start

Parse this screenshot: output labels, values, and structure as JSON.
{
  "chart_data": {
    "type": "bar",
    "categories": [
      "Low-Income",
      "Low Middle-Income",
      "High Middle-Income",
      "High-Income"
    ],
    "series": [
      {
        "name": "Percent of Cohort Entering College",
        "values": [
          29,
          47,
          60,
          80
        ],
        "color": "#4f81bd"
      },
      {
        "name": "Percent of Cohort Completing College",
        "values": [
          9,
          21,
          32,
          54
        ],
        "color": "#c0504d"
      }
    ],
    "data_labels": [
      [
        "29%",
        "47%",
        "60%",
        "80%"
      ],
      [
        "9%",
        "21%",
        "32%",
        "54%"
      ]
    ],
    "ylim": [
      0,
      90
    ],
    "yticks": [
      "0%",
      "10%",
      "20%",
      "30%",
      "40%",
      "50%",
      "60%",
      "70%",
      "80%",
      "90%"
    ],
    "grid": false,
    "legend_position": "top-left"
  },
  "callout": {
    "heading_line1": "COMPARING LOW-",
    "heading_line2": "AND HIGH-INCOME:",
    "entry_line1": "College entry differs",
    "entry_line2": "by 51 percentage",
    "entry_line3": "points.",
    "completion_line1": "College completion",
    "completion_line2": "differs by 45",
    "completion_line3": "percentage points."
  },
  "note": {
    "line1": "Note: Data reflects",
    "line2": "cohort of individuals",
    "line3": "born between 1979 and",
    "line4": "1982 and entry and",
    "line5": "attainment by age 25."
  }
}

end

**WHAT YOU SHOULD DO:**
The answer is a single number, the count of lines in the records that contain the string "College".

**ANSWER TO THIS TASK:**
4